Set exercise: Select all lines with the string "solar" in them, and copy those lines.

Records supplied:
---

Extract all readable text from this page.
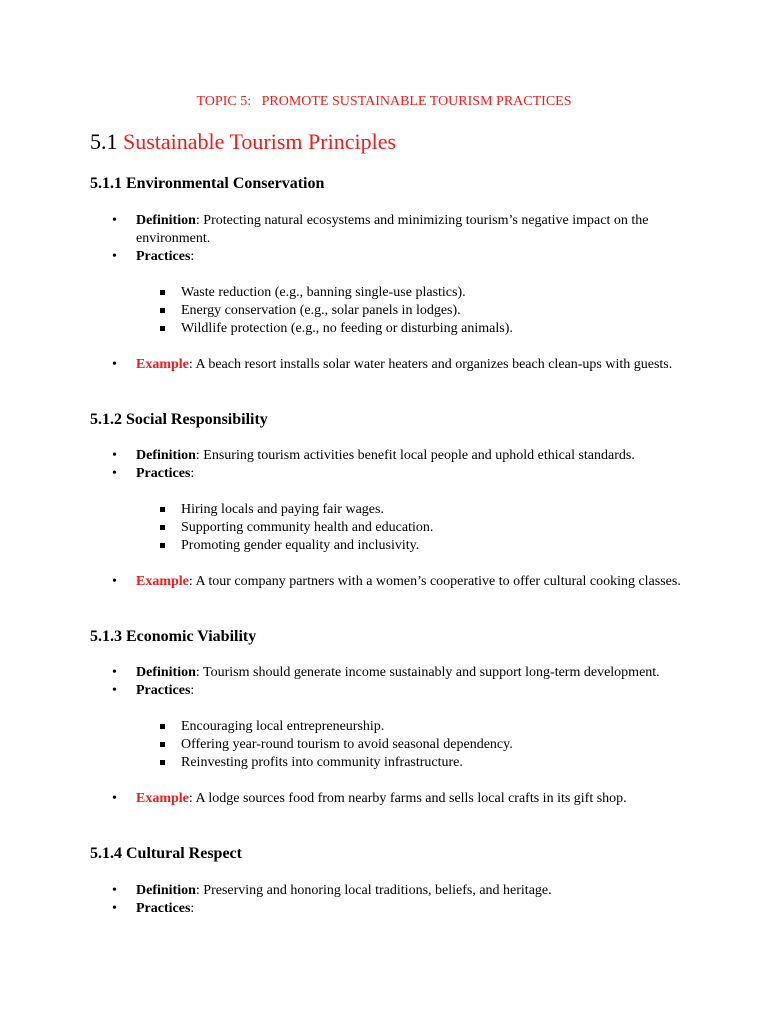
TOPIC 5:   PROMOTE SUSTAINABLE TOURISM PRACTICES
5.1 Sustainable Tourism Principles
5.1.1 Environmental Conservation
• Definition: Protecting natural ecosystems and minimizing tourism’s negative impact on the environment.
• Practices:
Waste reduction (e.g., banning single-use plastics).
Energy conservation (e.g., solar panels in lodges).
Wildlife protection (e.g., no feeding or disturbing animals).
• Example: A beach resort installs solar water heaters and organizes beach clean-ups with guests.
5.1.2 Social Responsibility
• Definition: Ensuring tourism activities benefit local people and uphold ethical standards.
• Practices:
Hiring locals and paying fair wages.
Supporting community health and education.
Promoting gender equality and inclusivity.
• Example: A tour company partners with a women’s cooperative to offer cultural cooking classes.
5.1.3 Economic Viability
• Definition: Tourism should generate income sustainably and support long-term development.
• Practices:
Encouraging local entrepreneurship.
Offering year-round tourism to avoid seasonal dependency.
Reinvesting profits into community infrastructure.
• Example: A lodge sources food from nearby farms and sells local crafts in its gift shop.
5.1.4 Cultural Respect
• Definition: Preserving and honoring local traditions, beliefs, and heritage.
• Practices:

---

Worked solution:
Energy conservation (e.g., solar panels in lodges).
• Example: A beach resort installs solar water heaters and organizes beach clean-ups with guests.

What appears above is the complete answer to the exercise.